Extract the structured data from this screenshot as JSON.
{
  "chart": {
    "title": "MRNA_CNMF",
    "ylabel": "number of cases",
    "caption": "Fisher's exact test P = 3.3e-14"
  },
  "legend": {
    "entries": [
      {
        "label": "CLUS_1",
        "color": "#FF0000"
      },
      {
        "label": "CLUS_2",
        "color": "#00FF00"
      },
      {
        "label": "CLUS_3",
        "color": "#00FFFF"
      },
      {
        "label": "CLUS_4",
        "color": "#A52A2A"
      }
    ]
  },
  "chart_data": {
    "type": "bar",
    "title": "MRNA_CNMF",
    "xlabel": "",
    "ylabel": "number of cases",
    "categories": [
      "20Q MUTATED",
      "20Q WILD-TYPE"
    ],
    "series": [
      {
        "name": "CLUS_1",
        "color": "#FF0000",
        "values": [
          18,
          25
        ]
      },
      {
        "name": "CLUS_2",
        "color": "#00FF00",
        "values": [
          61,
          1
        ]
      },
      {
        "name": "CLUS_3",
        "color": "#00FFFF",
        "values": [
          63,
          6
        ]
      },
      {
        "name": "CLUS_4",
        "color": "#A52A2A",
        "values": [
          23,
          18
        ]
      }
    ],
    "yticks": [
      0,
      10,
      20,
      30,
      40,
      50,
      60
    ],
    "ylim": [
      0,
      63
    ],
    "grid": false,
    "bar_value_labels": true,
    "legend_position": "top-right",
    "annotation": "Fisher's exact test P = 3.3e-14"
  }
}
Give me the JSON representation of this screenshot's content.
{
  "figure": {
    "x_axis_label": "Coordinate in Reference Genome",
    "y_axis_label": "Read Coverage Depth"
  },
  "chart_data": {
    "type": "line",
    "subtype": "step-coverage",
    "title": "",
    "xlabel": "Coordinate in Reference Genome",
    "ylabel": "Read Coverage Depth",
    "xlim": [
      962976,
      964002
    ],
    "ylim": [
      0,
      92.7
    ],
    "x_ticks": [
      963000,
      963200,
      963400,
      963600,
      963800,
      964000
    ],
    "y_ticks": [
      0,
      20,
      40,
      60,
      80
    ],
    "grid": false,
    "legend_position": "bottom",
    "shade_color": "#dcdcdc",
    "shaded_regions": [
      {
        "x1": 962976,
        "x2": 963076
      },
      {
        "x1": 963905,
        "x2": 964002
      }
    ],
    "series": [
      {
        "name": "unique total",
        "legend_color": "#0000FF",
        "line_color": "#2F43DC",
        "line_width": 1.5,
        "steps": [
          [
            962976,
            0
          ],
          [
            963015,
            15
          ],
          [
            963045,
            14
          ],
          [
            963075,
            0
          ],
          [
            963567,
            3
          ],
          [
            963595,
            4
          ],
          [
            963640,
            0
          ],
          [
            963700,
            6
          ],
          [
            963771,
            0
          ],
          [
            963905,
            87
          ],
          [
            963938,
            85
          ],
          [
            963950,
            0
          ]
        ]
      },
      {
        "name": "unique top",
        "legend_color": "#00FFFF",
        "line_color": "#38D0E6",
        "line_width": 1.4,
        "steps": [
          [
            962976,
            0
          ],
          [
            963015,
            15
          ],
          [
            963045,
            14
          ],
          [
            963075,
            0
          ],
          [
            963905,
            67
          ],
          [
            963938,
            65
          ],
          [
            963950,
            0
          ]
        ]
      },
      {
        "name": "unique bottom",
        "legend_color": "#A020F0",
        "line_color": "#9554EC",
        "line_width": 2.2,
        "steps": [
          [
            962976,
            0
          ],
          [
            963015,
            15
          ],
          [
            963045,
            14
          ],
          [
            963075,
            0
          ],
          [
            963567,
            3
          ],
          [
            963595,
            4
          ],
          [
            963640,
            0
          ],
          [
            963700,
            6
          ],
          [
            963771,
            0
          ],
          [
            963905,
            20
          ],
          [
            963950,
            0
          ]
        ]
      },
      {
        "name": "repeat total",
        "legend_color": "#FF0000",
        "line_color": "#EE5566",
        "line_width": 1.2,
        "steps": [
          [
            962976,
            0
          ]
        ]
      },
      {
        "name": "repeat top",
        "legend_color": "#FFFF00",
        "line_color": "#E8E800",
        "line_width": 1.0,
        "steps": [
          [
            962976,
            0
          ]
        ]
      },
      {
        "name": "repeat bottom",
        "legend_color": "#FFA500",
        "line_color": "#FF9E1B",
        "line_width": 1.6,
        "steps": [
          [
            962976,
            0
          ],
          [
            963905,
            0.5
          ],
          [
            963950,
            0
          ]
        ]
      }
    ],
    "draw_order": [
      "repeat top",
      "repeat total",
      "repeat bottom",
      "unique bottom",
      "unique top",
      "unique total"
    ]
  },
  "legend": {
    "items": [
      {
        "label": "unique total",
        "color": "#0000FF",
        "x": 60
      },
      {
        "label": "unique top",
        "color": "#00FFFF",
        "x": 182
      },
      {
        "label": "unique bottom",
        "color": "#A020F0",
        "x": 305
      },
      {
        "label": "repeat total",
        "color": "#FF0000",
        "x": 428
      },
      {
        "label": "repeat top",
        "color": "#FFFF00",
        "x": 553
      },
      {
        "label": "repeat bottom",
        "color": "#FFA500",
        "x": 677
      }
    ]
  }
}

═══

§ What you should do
All of the data above needs to be written out exactly.

§ Answer to the problem
Extract the structured data from this screenshot as JSON.
{
  "chart": {
    "title": "MRNA_CNMF",
    "ylabel": "number of cases",
    "caption": "Fisher's exact test P = 3.3e-14"
  },
  "legend": {
    "entries": [
      {
        "label": "CLUS_1",
        "color": "#FF0000"
      },
      {
        "label": "CLUS_2",
        "color": "#00FF00"
      },
      {
        "label": "CLUS_3",
        "color": "#00FFFF"
      },
      {
        "label": "CLUS_4",
        "color": "#A52A2A"
      }
    ]
  },
  "chart_data": {
    "type": "bar",
    "title": "MRNA_CNMF",
    "xlabel": "",
    "ylabel": "number of cases",
    "categories": [
      "20Q MUTATED",
      "20Q WILD-TYPE"
    ],
    "series": [
      {
        "name": "CLUS_1",
        "color": "#FF0000",
        "values": [
          18,
          25
        ]
      },
      {
        "name": "CLUS_2",
        "color": "#00FF00",
        "values": [
          61,
          1
        ]
      },
      {
        "name": "CLUS_3",
        "color": "#00FFFF",
        "values": [
          63,
          6
        ]
      },
      {
        "name": "CLUS_4",
        "color": "#A52A2A",
        "values": [
          23,
          18
        ]
      }
    ],
    "yticks": [
      0,
      10,
      20,
      30,
      40,
      50,
      60
    ],
    "ylim": [
      0,
      63
    ],
    "grid": false,
    "bar_value_labels": true,
    "legend_position": "top-right",
    "annotation": "Fisher's exact test P = 3.3e-14"
  }
}
Give me the JSON representation of this screenshot's content.
{
  "figure": {
    "x_axis_label": "Coordinate in Reference Genome",
    "y_axis_label": "Read Coverage Depth"
  },
  "chart_data": {
    "type": "line",
    "subtype": "step-coverage",
    "title": "",
    "xlabel": "Coordinate in Reference Genome",
    "ylabel": "Read Coverage Depth",
    "xlim": [
      962976,
      964002
    ],
    "ylim": [
      0,
      92.7
    ],
    "x_ticks": [
      963000,
      963200,
      963400,
      963600,
      963800,
      964000
    ],
    "y_ticks": [
      0,
      20,
      40,
      60,
      80
    ],
    "grid": false,
    "legend_position": "bottom",
    "shade_color": "#dcdcdc",
    "shaded_regions": [
      {
        "x1": 962976,
        "x2": 963076
      },
      {
        "x1": 963905,
        "x2": 964002
      }
    ],
    "series": [
      {
        "name": "unique total",
        "legend_color": "#0000FF",
        "line_color": "#2F43DC",
        "line_width": 1.5,
        "steps": [
          [
            962976,
            0
          ],
          [
            963015,
            15
          ],
          [
            963045,
            14
          ],
          [
            963075,
            0
          ],
          [
            963567,
            3
          ],
          [
            963595,
            4
          ],
          [
            963640,
            0
          ],
          [
            963700,
            6
          ],
          [
            963771,
            0
          ],
          [
            963905,
            87
          ],
          [
            963938,
            85
          ],
          [
            963950,
            0
          ]
        ]
      },
      {
        "name": "unique top",
        "legend_color": "#00FFFF",
        "line_color": "#38D0E6",
        "line_width": 1.4,
        "steps": [
          [
            962976,
            0
          ],
          [
            963015,
            15
          ],
          [
            963045,
            14
          ],
          [
            963075,
            0
          ],
          [
            963905,
            67
          ],
          [
            963938,
            65
          ],
          [
            963950,
            0
          ]
        ]
      },
      {
        "name": "unique bottom",
        "legend_color": "#A020F0",
        "line_color": "#9554EC",
        "line_width": 2.2,
        "steps": [
          [
            962976,
            0
          ],
          [
            963015,
            15
          ],
          [
            963045,
            14
          ],
          [
            963075,
            0
          ],
          [
            963567,
            3
          ],
          [
            963595,
            4
          ],
          [
            963640,
            0
          ],
          [
            963700,
            6
          ],
          [
            963771,
            0
          ],
          [
            963905,
            20
          ],
          [
            963950,
            0
          ]
        ]
      },
      {
        "name": "repeat total",
        "legend_color": "#FF0000",
        "line_color": "#EE5566",
        "line_width": 1.2,
        "steps": [
          [
            962976,
            0
          ]
        ]
      },
      {
        "name": "repeat top",
        "legend_color": "#FFFF00",
        "line_color": "#E8E800",
        "line_width": 1.0,
        "steps": [
          [
            962976,
            0
          ]
        ]
      },
      {
        "name": "repeat bottom",
        "legend_color": "#FFA500",
        "line_color": "#FF9E1B",
        "line_width": 1.6,
        "steps": [
          [
            962976,
            0
          ],
          [
            963905,
            0.5
          ],
          [
            963950,
            0
          ]
        ]
      }
    ],
    "draw_order": [
      "repeat top",
      "repeat total",
      "repeat bottom",
      "unique bottom",
      "unique top",
      "unique total"
    ]
  },
  "legend": {
    "items": [
      {
        "label": "unique total",
        "color": "#0000FF",
        "x": 60
      },
      {
        "label": "unique top",
        "color": "#00FFFF",
        "x": 182
      },
      {
        "label": "unique bottom",
        "color": "#A020F0",
        "x": 305
      },
      {
        "label": "repeat total",
        "color": "#FF0000",
        "x": 428
      },
      {
        "label": "repeat top",
        "color": "#FFFF00",
        "x": 553
      },
      {
        "label": "repeat bottom",
        "color": "#FFA500",
        "x": 677
      }
    ]
  }
}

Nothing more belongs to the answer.